━━ Exercise inputs ━━

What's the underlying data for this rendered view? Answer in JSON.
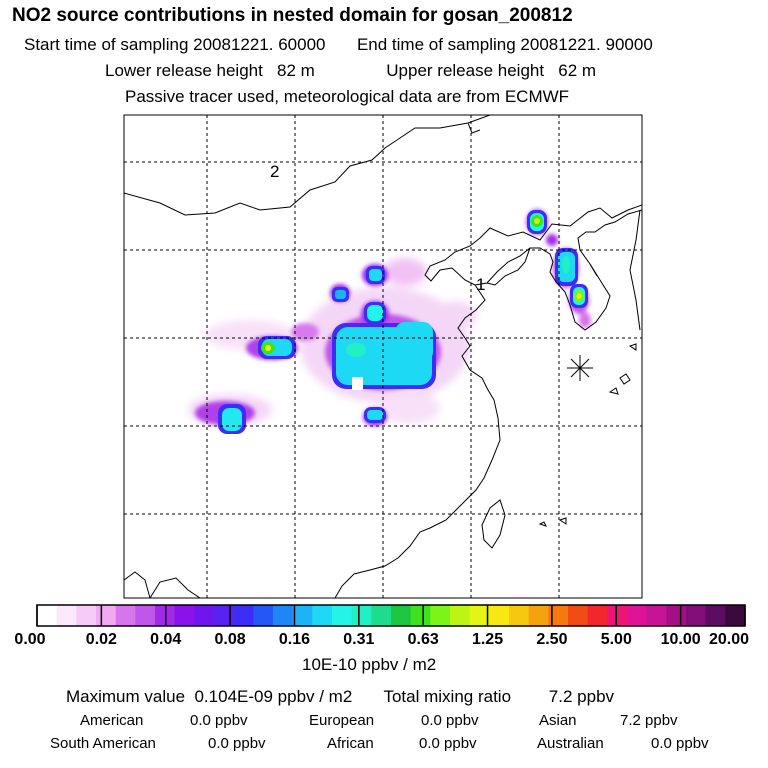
{
  "header": {
    "title": "NO2 source contributions in nested domain for gosan_200812",
    "start_label": "Start time of sampling 20081221. 60000",
    "end_label": "End time of sampling 20081221. 90000",
    "lower_label": "Lower release height   82 m",
    "upper_label": "Upper release height   62 m",
    "tracer_note": "Passive tracer used, meteorological data are from ECMWF"
  },
  "map": {
    "region_labels": [
      "2",
      "1"
    ],
    "receptor_marker": "asterisk-icon"
  },
  "colorbar": {
    "colors": [
      "#ffffff",
      "#fbe8fb",
      "#f6ccf6",
      "#efaaf2",
      "#d775ec",
      "#c057ea",
      "#a12ae6",
      "#8a11ea",
      "#6f16ee",
      "#5a22f0",
      "#3d2df5",
      "#2358f7",
      "#1f86f6",
      "#1eb2f6",
      "#1ed9f4",
      "#22f4ea",
      "#21f0c4",
      "#1edc8e",
      "#1cc640",
      "#40e31b",
      "#7df417",
      "#bdf414",
      "#e4f413",
      "#f6e812",
      "#f8c810",
      "#f6a10f",
      "#f6780e",
      "#f24c14",
      "#f2262b",
      "#ee1477",
      "#de1397",
      "#c81396",
      "#a40f88",
      "#820d79",
      "#5e0b62",
      "#3c0840"
    ],
    "tick_labels": [
      "0.00",
      "0.02",
      "0.04",
      "0.08",
      "0.16",
      "0.31",
      "0.63",
      "1.25",
      "2.50",
      "5.00",
      "10.00",
      "20.00"
    ],
    "unit": "10E-10 ppbv / m2"
  },
  "summary": {
    "max_value": "Maximum value  0.104E-09 ppbv / m2",
    "total_mixing": "Total mixing ratio        7.2 ppbv",
    "regions": [
      {
        "name": "American",
        "value": "0.0 ppbv"
      },
      {
        "name": "European",
        "value": "0.0 ppbv"
      },
      {
        "name": "Asian",
        "value": "7.2 ppbv"
      },
      {
        "name": "South American",
        "value": "0.0 ppbv"
      },
      {
        "name": "African",
        "value": "0.0 ppbv"
      },
      {
        "name": "Australian",
        "value": "0.0 ppbv"
      }
    ]
  }
}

━━━

• [What this task involves]: Every line above should be repeated exactly; pictures stay out of the copy.

• [Written solution]:
What's the underlying data for this rendered view? Answer in JSON.
{
  "header": {
    "title": "NO2 source contributions in nested domain for gosan_200812",
    "start_label": "Start time of sampling 20081221. 60000",
    "end_label": "End time of sampling 20081221. 90000",
    "lower_label": "Lower release height   82 m",
    "upper_label": "Upper release height   62 m",
    "tracer_note": "Passive tracer used, meteorological data are from ECMWF"
  },
  "map": {
    "region_labels": [
      "2",
      "1"
    ],
    "receptor_marker": "asterisk-icon"
  },
  "colorbar": {
    "colors": [
      "#ffffff",
      "#fbe8fb",
      "#f6ccf6",
      "#efaaf2",
      "#d775ec",
      "#c057ea",
      "#a12ae6",
      "#8a11ea",
      "#6f16ee",
      "#5a22f0",
      "#3d2df5",
      "#2358f7",
      "#1f86f6",
      "#1eb2f6",
      "#1ed9f4",
      "#22f4ea",
      "#21f0c4",
      "#1edc8e",
      "#1cc640",
      "#40e31b",
      "#7df417",
      "#bdf414",
      "#e4f413",
      "#f6e812",
      "#f8c810",
      "#f6a10f",
      "#f6780e",
      "#f24c14",
      "#f2262b",
      "#ee1477",
      "#de1397",
      "#c81396",
      "#a40f88",
      "#820d79",
      "#5e0b62",
      "#3c0840"
    ],
    "tick_labels": [
      "0.00",
      "0.02",
      "0.04",
      "0.08",
      "0.16",
      "0.31",
      "0.63",
      "1.25",
      "2.50",
      "5.00",
      "10.00",
      "20.00"
    ],
    "unit": "10E-10 ppbv / m2"
  },
  "summary": {
    "max_value": "Maximum value  0.104E-09 ppbv / m2",
    "total_mixing": "Total mixing ratio        7.2 ppbv",
    "regions": [
      {
        "name": "American",
        "value": "0.0 ppbv"
      },
      {
        "name": "European",
        "value": "0.0 ppbv"
      },
      {
        "name": "Asian",
        "value": "7.2 ppbv"
      },
      {
        "name": "South American",
        "value": "0.0 ppbv"
      },
      {
        "name": "African",
        "value": "0.0 ppbv"
      },
      {
        "name": "Australian",
        "value": "0.0 ppbv"
      }
    ]
  }
}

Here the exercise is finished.